◆ **Work to do**: Retype every entry in its entirety, without alteration.

Entries with figure data

%%

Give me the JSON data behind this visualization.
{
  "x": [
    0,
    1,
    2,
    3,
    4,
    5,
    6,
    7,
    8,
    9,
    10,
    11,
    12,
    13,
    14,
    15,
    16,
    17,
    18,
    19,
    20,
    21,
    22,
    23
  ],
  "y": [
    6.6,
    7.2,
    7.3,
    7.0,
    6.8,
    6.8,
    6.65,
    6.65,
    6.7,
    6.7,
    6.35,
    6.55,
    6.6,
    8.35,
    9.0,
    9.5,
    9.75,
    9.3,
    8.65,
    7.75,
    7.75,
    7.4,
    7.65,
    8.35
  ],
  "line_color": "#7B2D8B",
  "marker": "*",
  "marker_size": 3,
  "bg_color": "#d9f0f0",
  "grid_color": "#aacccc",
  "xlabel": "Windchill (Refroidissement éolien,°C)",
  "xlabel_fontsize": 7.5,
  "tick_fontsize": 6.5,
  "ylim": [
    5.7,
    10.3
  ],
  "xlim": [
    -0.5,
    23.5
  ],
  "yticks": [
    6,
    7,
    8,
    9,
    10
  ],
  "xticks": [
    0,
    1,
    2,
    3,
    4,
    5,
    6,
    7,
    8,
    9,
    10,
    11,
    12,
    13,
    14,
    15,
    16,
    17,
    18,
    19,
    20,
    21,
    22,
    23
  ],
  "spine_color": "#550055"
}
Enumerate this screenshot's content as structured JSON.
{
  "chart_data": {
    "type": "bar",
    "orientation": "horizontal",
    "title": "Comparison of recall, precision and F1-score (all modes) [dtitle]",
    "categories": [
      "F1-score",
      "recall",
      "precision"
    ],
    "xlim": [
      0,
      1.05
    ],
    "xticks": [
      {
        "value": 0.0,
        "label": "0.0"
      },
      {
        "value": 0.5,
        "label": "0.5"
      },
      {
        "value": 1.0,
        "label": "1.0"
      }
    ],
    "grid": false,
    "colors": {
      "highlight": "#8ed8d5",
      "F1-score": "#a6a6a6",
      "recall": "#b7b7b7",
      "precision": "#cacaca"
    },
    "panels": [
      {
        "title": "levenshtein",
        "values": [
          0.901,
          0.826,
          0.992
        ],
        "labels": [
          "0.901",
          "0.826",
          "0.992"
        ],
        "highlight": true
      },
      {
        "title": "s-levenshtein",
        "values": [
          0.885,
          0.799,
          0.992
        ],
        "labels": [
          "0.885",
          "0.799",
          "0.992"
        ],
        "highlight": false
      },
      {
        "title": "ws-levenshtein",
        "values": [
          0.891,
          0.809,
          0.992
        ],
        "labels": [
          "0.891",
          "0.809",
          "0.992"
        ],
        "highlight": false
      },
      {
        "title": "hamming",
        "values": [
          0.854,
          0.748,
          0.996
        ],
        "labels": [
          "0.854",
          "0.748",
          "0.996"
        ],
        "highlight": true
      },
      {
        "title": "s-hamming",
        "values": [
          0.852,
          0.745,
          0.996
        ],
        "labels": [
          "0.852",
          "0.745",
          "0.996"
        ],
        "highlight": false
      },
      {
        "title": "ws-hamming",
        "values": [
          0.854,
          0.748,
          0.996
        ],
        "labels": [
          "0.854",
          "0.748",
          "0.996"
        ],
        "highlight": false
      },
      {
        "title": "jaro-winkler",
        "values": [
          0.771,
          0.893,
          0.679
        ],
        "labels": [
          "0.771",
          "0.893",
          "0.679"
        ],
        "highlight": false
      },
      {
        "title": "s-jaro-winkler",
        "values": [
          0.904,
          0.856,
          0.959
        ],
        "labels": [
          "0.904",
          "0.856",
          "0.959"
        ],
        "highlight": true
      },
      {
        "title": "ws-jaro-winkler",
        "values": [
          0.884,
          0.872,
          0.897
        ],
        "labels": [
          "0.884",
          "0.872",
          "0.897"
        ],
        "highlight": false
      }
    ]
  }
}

%%

◆ **Solution to this problem**:
Give me the JSON data behind this visualization.
{
  "x": [
    0,
    1,
    2,
    3,
    4,
    5,
    6,
    7,
    8,
    9,
    10,
    11,
    12,
    13,
    14,
    15,
    16,
    17,
    18,
    19,
    20,
    21,
    22,
    23
  ],
  "y": [
    6.6,
    7.2,
    7.3,
    7.0,
    6.8,
    6.8,
    6.65,
    6.65,
    6.7,
    6.7,
    6.35,
    6.55,
    6.6,
    8.35,
    9.0,
    9.5,
    9.75,
    9.3,
    8.65,
    7.75,
    7.75,
    7.4,
    7.65,
    8.35
  ],
  "line_color": "#7B2D8B",
  "marker": "*",
  "marker_size": 3,
  "bg_color": "#d9f0f0",
  "grid_color": "#aacccc",
  "xlabel": "Windchill (Refroidissement éolien,°C)",
  "xlabel_fontsize": 7.5,
  "tick_fontsize": 6.5,
  "ylim": [
    5.7,
    10.3
  ],
  "xlim": [
    -0.5,
    23.5
  ],
  "yticks": [
    6,
    7,
    8,
    9,
    10
  ],
  "xticks": [
    0,
    1,
    2,
    3,
    4,
    5,
    6,
    7,
    8,
    9,
    10,
    11,
    12,
    13,
    14,
    15,
    16,
    17,
    18,
    19,
    20,
    21,
    22,
    23
  ],
  "spine_color": "#550055"
}
Enumerate this screenshot's content as structured JSON.
{
  "chart_data": {
    "type": "bar",
    "orientation": "horizontal",
    "title": "Comparison of recall, precision and F1-score (all modes) [dtitle]",
    "categories": [
      "F1-score",
      "recall",
      "precision"
    ],
    "xlim": [
      0,
      1.05
    ],
    "xticks": [
      {
        "value": 0.0,
        "label": "0.0"
      },
      {
        "value": 0.5,
        "label": "0.5"
      },
      {
        "value": 1.0,
        "label": "1.0"
      }
    ],
    "grid": false,
    "colors": {
      "highlight": "#8ed8d5",
      "F1-score": "#a6a6a6",
      "recall": "#b7b7b7",
      "precision": "#cacaca"
    },
    "panels": [
      {
        "title": "levenshtein",
        "values": [
          0.901,
          0.826,
          0.992
        ],
        "labels": [
          "0.901",
          "0.826",
          "0.992"
        ],
        "highlight": true
      },
      {
        "title": "s-levenshtein",
        "values": [
          0.885,
          0.799,
          0.992
        ],
        "labels": [
          "0.885",
          "0.799",
          "0.992"
        ],
        "highlight": false
      },
      {
        "title": "ws-levenshtein",
        "values": [
          0.891,
          0.809,
          0.992
        ],
        "labels": [
          "0.891",
          "0.809",
          "0.992"
        ],
        "highlight": false
      },
      {
        "title": "hamming",
        "values": [
          0.854,
          0.748,
          0.996
        ],
        "labels": [
          "0.854",
          "0.748",
          "0.996"
        ],
        "highlight": true
      },
      {
        "title": "s-hamming",
        "values": [
          0.852,
          0.745,
          0.996
        ],
        "labels": [
          "0.852",
          "0.745",
          "0.996"
        ],
        "highlight": false
      },
      {
        "title": "ws-hamming",
        "values": [
          0.854,
          0.748,
          0.996
        ],
        "labels": [
          "0.854",
          "0.748",
          "0.996"
        ],
        "highlight": false
      },
      {
        "title": "jaro-winkler",
        "values": [
          0.771,
          0.893,
          0.679
        ],
        "labels": [
          "0.771",
          "0.893",
          "0.679"
        ],
        "highlight": false
      },
      {
        "title": "s-jaro-winkler",
        "values": [
          0.904,
          0.856,
          0.959
        ],
        "labels": [
          "0.904",
          "0.856",
          "0.959"
        ],
        "highlight": true
      },
      {
        "title": "ws-jaro-winkler",
        "values": [
          0.884,
          0.872,
          0.897
        ],
        "labels": [
          "0.884",
          "0.872",
          "0.897"
        ],
        "highlight": false
      }
    ]
  }
}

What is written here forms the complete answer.